Quote, without change, all of the lines that follow.

## Begin

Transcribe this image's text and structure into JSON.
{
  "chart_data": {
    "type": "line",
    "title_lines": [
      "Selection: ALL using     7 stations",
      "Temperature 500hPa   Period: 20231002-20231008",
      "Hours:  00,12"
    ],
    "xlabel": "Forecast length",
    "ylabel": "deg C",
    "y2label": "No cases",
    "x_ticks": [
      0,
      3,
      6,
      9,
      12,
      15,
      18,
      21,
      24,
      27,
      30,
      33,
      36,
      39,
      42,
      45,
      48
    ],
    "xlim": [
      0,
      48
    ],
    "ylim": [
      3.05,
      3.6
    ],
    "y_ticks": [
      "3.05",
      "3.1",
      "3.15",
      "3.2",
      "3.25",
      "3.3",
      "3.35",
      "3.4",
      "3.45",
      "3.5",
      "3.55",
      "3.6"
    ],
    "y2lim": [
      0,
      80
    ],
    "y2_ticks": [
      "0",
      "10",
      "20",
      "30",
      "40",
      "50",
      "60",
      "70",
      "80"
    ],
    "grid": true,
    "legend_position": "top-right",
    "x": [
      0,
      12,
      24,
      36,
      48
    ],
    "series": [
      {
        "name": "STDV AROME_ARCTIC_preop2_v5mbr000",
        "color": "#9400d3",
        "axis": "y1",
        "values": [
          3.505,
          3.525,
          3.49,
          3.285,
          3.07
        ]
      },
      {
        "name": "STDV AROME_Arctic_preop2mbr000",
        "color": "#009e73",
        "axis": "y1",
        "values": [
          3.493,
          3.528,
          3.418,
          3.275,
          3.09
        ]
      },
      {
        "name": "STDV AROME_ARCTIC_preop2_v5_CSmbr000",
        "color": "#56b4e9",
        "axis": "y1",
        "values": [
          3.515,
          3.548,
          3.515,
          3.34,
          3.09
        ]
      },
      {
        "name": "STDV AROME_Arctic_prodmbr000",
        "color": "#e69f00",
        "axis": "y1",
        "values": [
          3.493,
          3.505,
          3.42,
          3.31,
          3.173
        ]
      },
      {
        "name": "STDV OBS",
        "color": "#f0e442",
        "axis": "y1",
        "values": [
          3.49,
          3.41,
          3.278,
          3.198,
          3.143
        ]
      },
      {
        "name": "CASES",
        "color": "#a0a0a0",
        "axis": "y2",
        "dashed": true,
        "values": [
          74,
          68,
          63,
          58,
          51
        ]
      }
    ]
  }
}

## End

# Solution for this exercise
Transcribe this image's text and structure into JSON.
{
  "chart_data": {
    "type": "line",
    "title_lines": [
      "Selection: ALL using     7 stations",
      "Temperature 500hPa   Period: 20231002-20231008",
      "Hours:  00,12"
    ],
    "xlabel": "Forecast length",
    "ylabel": "deg C",
    "y2label": "No cases",
    "x_ticks": [
      0,
      3,
      6,
      9,
      12,
      15,
      18,
      21,
      24,
      27,
      30,
      33,
      36,
      39,
      42,
      45,
      48
    ],
    "xlim": [
      0,
      48
    ],
    "ylim": [
      3.05,
      3.6
    ],
    "y_ticks": [
      "3.05",
      "3.1",
      "3.15",
      "3.2",
      "3.25",
      "3.3",
      "3.35",
      "3.4",
      "3.45",
      "3.5",
      "3.55",
      "3.6"
    ],
    "y2lim": [
      0,
      80
    ],
    "y2_ticks": [
      "0",
      "10",
      "20",
      "30",
      "40",
      "50",
      "60",
      "70",
      "80"
    ],
    "grid": true,
    "legend_position": "top-right",
    "x": [
      0,
      12,
      24,
      36,
      48
    ],
    "series": [
      {
        "name": "STDV AROME_ARCTIC_preop2_v5mbr000",
        "color": "#9400d3",
        "axis": "y1",
        "values": [
          3.505,
          3.525,
          3.49,
          3.285,
          3.07
        ]
      },
      {
        "name": "STDV AROME_Arctic_preop2mbr000",
        "color": "#009e73",
        "axis": "y1",
        "values": [
          3.493,
          3.528,
          3.418,
          3.275,
          3.09
        ]
      },
      {
        "name": "STDV AROME_ARCTIC_preop2_v5_CSmbr000",
        "color": "#56b4e9",
        "axis": "y1",
        "values": [
          3.515,
          3.548,
          3.515,
          3.34,
          3.09
        ]
      },
      {
        "name": "STDV AROME_Arctic_prodmbr000",
        "color": "#e69f00",
        "axis": "y1",
        "values": [
          3.493,
          3.505,
          3.42,
          3.31,
          3.173
        ]
      },
      {
        "name": "STDV OBS",
        "color": "#f0e442",
        "axis": "y1",
        "values": [
          3.49,
          3.41,
          3.278,
          3.198,
          3.143
        ]
      },
      {
        "name": "CASES",
        "color": "#a0a0a0",
        "axis": "y2",
        "dashed": true,
        "values": [
          74,
          68,
          63,
          58,
          51
        ]
      }
    ]
  }
}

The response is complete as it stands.